::: Task input

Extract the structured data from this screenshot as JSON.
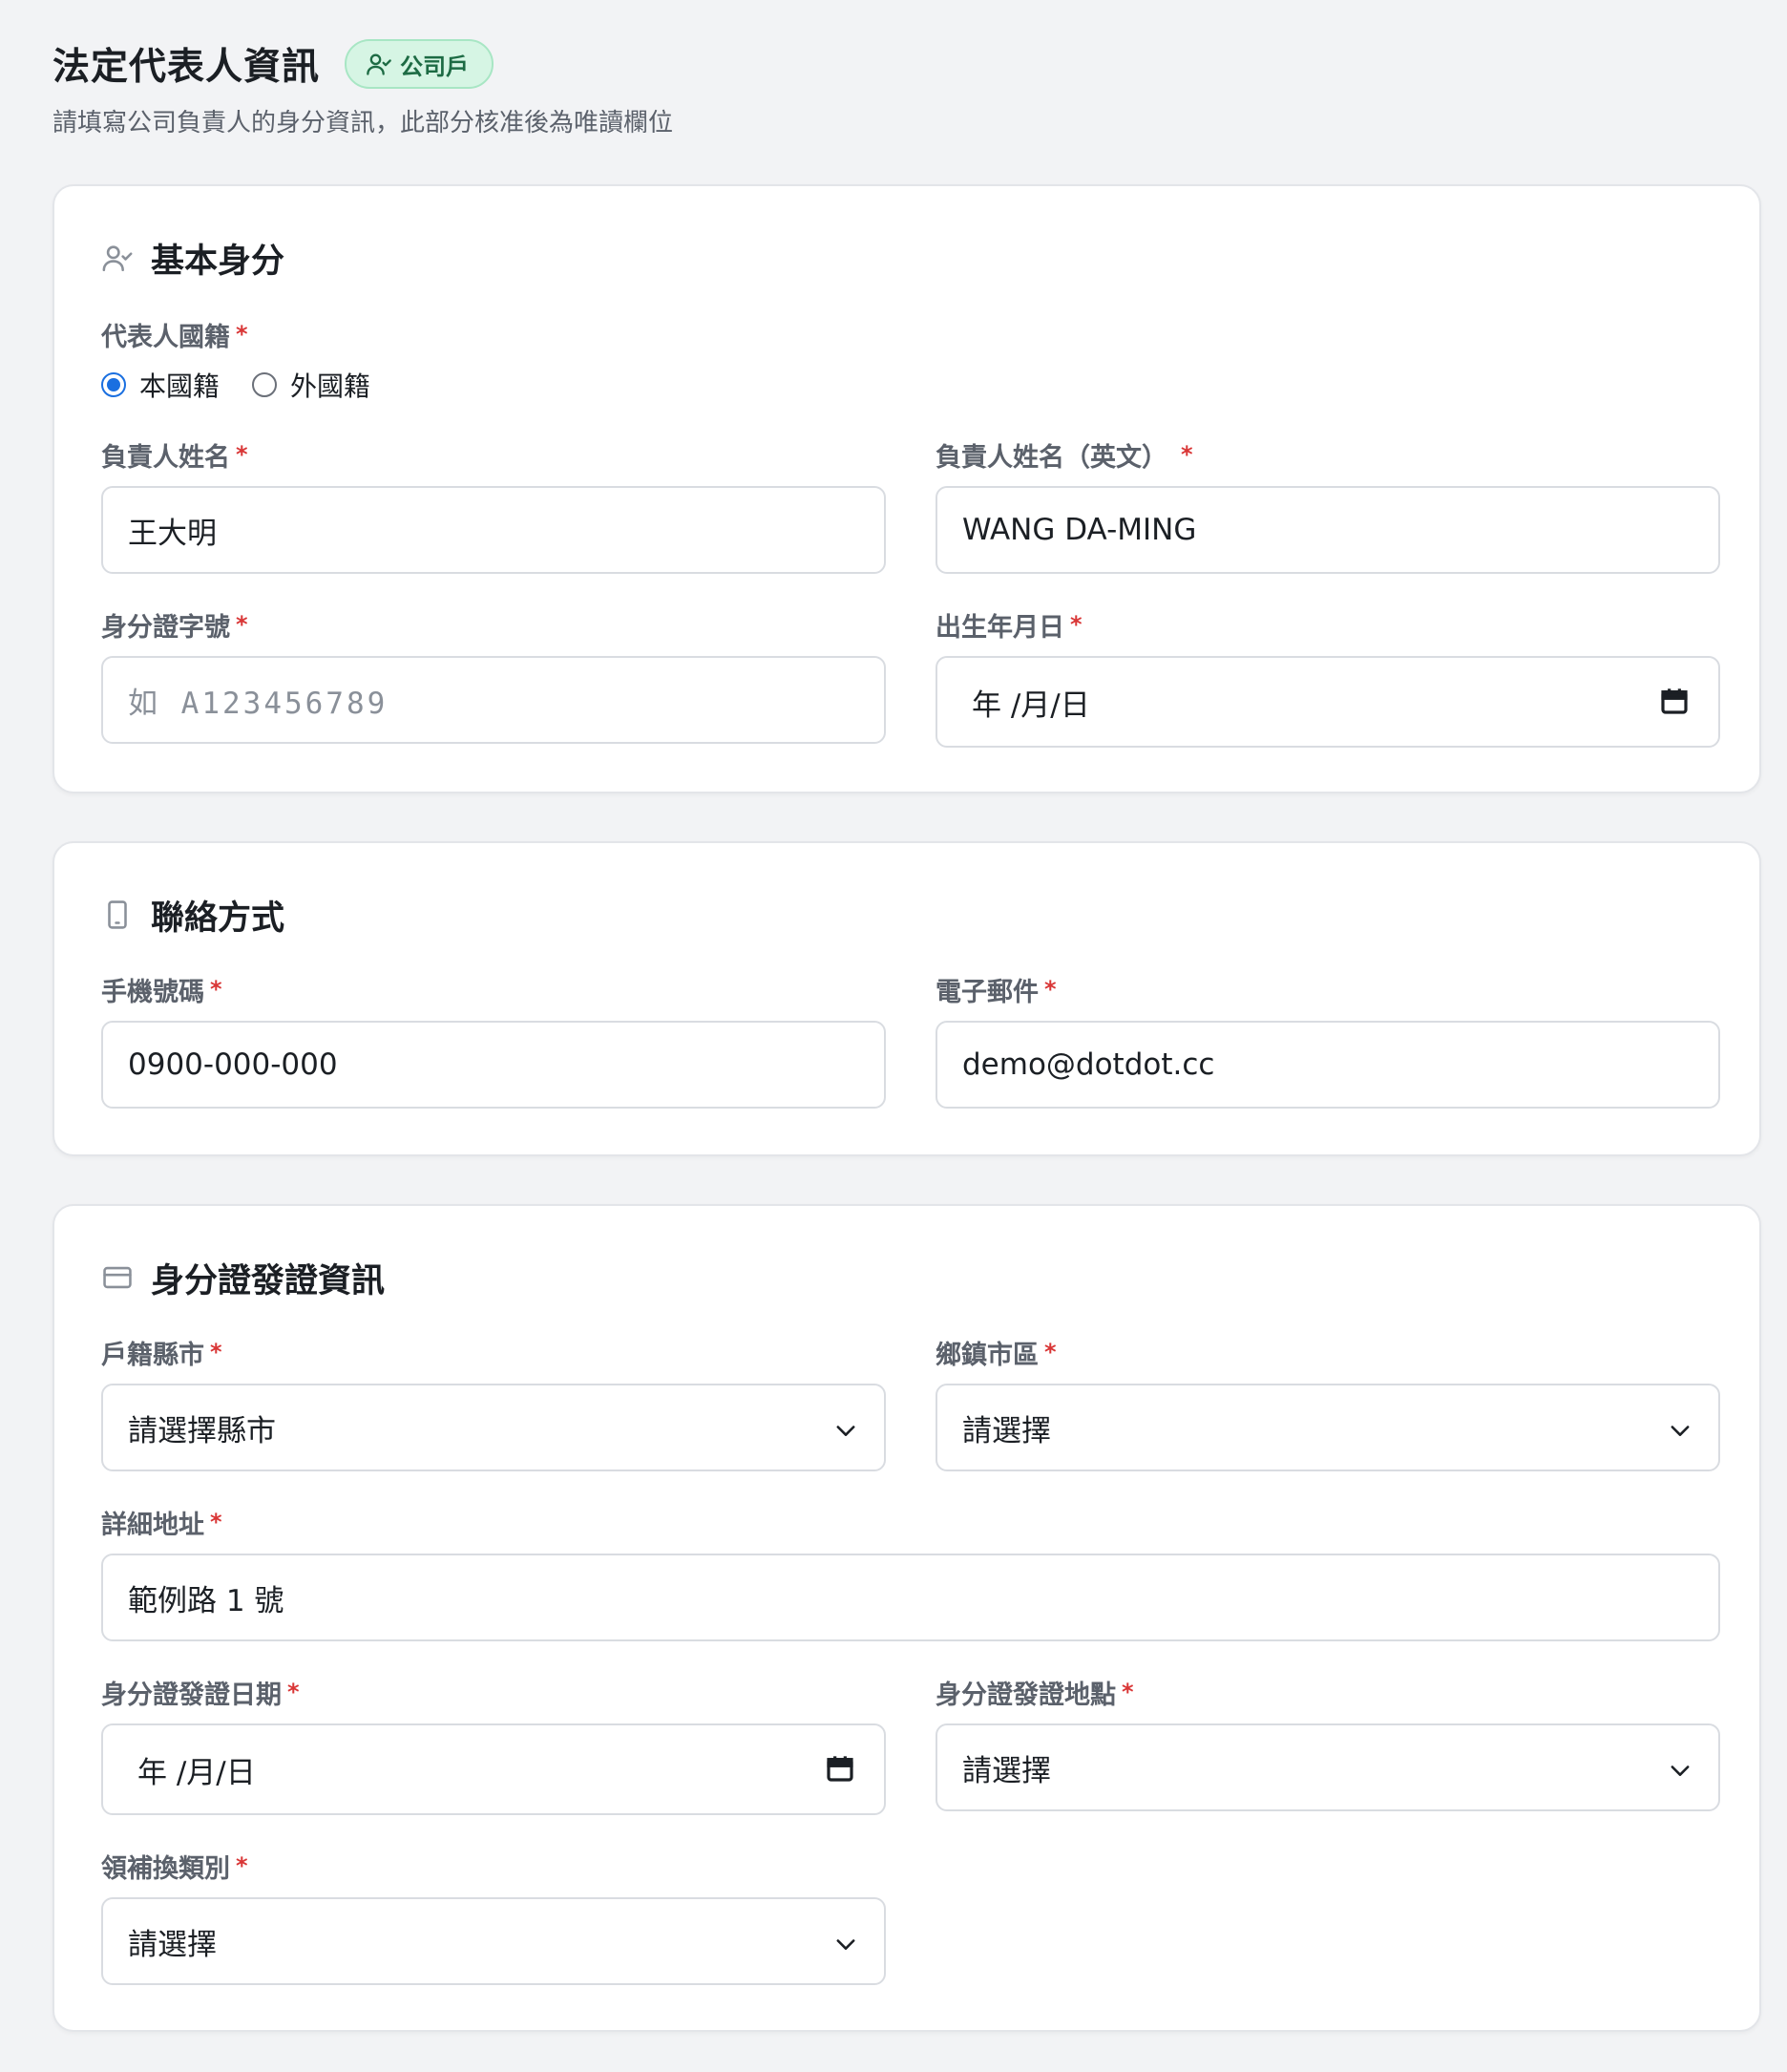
{
  "header": {
    "title": "法定代表人資訊",
    "badge": "公司戶",
    "subtitle": "請填寫公司負責人的身分資訊，此部分核准後為唯讀欄位"
  },
  "basic": {
    "title": "基本身分",
    "nationality_label": "代表人國籍",
    "nationality_options": [
      "本國籍",
      "外國籍"
    ],
    "nationality_selected": "本國籍",
    "name_label": "負責人姓名",
    "name_value": "王大明",
    "name_en_label": "負責人姓名（英文）",
    "name_en_value": "WANG DA-MING",
    "id_label": "身分證字號",
    "id_placeholder": "如 A123456789",
    "dob_label": "出生年月日",
    "dob_value": "年 /月/日"
  },
  "contact": {
    "title": "聯絡方式",
    "phone_label": "手機號碼",
    "phone_value": "0900-000-000",
    "email_label": "電子郵件",
    "email_value": "demo@dotdot.cc"
  },
  "id_issue": {
    "title": "身分證發證資訊",
    "city_label": "戶籍縣市",
    "city_value": "請選擇縣市",
    "district_label": "鄉鎮市區",
    "district_value": "請選擇",
    "address_label": "詳細地址",
    "address_value": "範例路 1 號",
    "issue_date_label": "身分證發證日期",
    "issue_date_value": "年 /月/日",
    "issue_place_label": "身分證發證地點",
    "issue_place_value": "請選擇",
    "reissue_label": "領補換類別",
    "reissue_value": "請選擇"
  },
  "required_mark": "*",
  "colors": {
    "accent": "#1a6fe0",
    "required": "#d93636",
    "badge_bg": "#d6f5e4",
    "badge_text": "#1d6b44"
  },
  "icons": {
    "badge": "user-check-icon",
    "basic": "user-check-icon",
    "contact": "smartphone-icon",
    "id_issue": "credit-card-icon"
  }
}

::::::

Retype everything in the material word for word, minus pictures.

Extract the structured data from this screenshot as JSON.
{
  "header": {
    "title": "法定代表人資訊",
    "badge": "公司戶",
    "subtitle": "請填寫公司負責人的身分資訊，此部分核准後為唯讀欄位"
  },
  "basic": {
    "title": "基本身分",
    "nationality_label": "代表人國籍",
    "nationality_options": [
      "本國籍",
      "外國籍"
    ],
    "nationality_selected": "本國籍",
    "name_label": "負責人姓名",
    "name_value": "王大明",
    "name_en_label": "負責人姓名（英文）",
    "name_en_value": "WANG DA-MING",
    "id_label": "身分證字號",
    "id_placeholder": "如 A123456789",
    "dob_label": "出生年月日",
    "dob_value": "年 /月/日"
  },
  "contact": {
    "title": "聯絡方式",
    "phone_label": "手機號碼",
    "phone_value": "0900-000-000",
    "email_label": "電子郵件",
    "email_value": "demo@dotdot.cc"
  },
  "id_issue": {
    "title": "身分證發證資訊",
    "city_label": "戶籍縣市",
    "city_value": "請選擇縣市",
    "district_label": "鄉鎮市區",
    "district_value": "請選擇",
    "address_label": "詳細地址",
    "address_value": "範例路 1 號",
    "issue_date_label": "身分證發證日期",
    "issue_date_value": "年 /月/日",
    "issue_place_label": "身分證發證地點",
    "issue_place_value": "請選擇",
    "reissue_label": "領補換類別",
    "reissue_value": "請選擇"
  },
  "required_mark": "*",
  "colors": {
    "accent": "#1a6fe0",
    "required": "#d93636",
    "badge_bg": "#d6f5e4",
    "badge_text": "#1d6b44"
  },
  "icons": {
    "badge": "user-check-icon",
    "basic": "user-check-icon",
    "contact": "smartphone-icon",
    "id_issue": "credit-card-icon"
  }
}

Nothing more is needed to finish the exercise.